# Problem description
Reproduce each of the following lines verbatim, character for character.

# Input

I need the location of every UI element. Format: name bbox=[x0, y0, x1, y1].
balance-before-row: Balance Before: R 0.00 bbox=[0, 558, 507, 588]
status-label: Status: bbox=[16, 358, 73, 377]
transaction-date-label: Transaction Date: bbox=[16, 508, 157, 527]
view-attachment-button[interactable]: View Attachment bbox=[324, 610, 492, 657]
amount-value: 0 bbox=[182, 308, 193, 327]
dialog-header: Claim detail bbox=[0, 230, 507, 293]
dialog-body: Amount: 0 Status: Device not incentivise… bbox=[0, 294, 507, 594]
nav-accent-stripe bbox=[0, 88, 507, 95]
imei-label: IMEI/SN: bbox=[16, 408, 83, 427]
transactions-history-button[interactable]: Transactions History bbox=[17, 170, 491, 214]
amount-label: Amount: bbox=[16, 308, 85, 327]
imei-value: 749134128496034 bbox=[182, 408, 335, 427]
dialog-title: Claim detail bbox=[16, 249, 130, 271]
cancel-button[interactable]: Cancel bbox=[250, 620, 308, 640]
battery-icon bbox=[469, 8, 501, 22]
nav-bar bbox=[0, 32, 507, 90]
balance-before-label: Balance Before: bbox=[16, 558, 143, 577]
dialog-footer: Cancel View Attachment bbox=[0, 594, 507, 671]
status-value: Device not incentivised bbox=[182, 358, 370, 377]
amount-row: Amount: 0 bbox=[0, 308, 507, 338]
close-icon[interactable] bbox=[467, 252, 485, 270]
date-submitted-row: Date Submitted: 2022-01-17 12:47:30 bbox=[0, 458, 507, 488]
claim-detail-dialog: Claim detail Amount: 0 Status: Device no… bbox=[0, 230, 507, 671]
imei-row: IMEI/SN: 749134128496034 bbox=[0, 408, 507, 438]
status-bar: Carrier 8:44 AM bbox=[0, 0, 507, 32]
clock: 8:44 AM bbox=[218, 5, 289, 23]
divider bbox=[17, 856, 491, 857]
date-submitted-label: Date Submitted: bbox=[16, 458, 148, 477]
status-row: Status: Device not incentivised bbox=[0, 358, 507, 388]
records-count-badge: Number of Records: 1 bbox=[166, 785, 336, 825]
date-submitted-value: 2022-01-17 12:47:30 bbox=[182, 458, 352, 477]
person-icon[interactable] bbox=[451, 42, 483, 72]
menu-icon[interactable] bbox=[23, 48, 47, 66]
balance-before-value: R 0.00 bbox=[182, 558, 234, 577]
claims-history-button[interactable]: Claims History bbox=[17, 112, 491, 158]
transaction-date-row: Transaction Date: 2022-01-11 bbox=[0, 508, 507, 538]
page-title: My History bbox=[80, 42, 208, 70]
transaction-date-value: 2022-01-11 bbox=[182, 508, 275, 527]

# Solved problem
I need the location of every UI element. Format: name bbox=[x0, y0, x1, y1].
balance-before-row: Balance Before: R 0.00 bbox=[0, 558, 507, 588]
status-label: Status: bbox=[16, 358, 73, 377]
transaction-date-label: Transaction Date: bbox=[16, 508, 157, 527]
view-attachment-button[interactable]: View Attachment bbox=[324, 610, 492, 657]
amount-value: 0 bbox=[182, 308, 193, 327]
dialog-header: Claim detail bbox=[0, 230, 507, 293]
dialog-body: Amount: 0 Status: Device not incentivise… bbox=[0, 294, 507, 594]
nav-accent-stripe bbox=[0, 88, 507, 95]
imei-label: IMEI/SN: bbox=[16, 408, 83, 427]
transactions-history-button[interactable]: Transactions History bbox=[17, 170, 491, 214]
amount-label: Amount: bbox=[16, 308, 85, 327]
imei-value: 749134128496034 bbox=[182, 408, 335, 427]
dialog-title: Claim detail bbox=[16, 249, 130, 271]
cancel-button[interactable]: Cancel bbox=[250, 620, 308, 640]
battery-icon bbox=[469, 8, 501, 22]
nav-bar bbox=[0, 32, 507, 90]
balance-before-label: Balance Before: bbox=[16, 558, 143, 577]
dialog-footer: Cancel View Attachment bbox=[0, 594, 507, 671]
status-value: Device not incentivised bbox=[182, 358, 370, 377]
amount-row: Amount: 0 bbox=[0, 308, 507, 338]
close-icon[interactable] bbox=[467, 252, 485, 270]
date-submitted-row: Date Submitted: 2022-01-17 12:47:30 bbox=[0, 458, 507, 488]
claim-detail-dialog: Claim detail Amount: 0 Status: Device no… bbox=[0, 230, 507, 671]
imei-row: IMEI/SN: 749134128496034 bbox=[0, 408, 507, 438]
status-bar: Carrier 8:44 AM bbox=[0, 0, 507, 32]
clock: 8:44 AM bbox=[218, 5, 289, 23]
divider bbox=[17, 856, 491, 857]
date-submitted-label: Date Submitted: bbox=[16, 458, 148, 477]
status-row: Status: Device not incentivised bbox=[0, 358, 507, 388]
records-count-badge: Number of Records: 1 bbox=[166, 785, 336, 825]
date-submitted-value: 2022-01-17 12:47:30 bbox=[182, 458, 352, 477]
person-icon[interactable] bbox=[451, 42, 483, 72]
menu-icon[interactable] bbox=[23, 48, 47, 66]
balance-before-value: R 0.00 bbox=[182, 558, 234, 577]
claims-history-button[interactable]: Claims History bbox=[17, 112, 491, 158]
transaction-date-row: Transaction Date: 2022-01-11 bbox=[0, 508, 507, 538]
page-title: My History bbox=[80, 42, 208, 70]
transaction-date-value: 2022-01-11 bbox=[182, 508, 275, 527]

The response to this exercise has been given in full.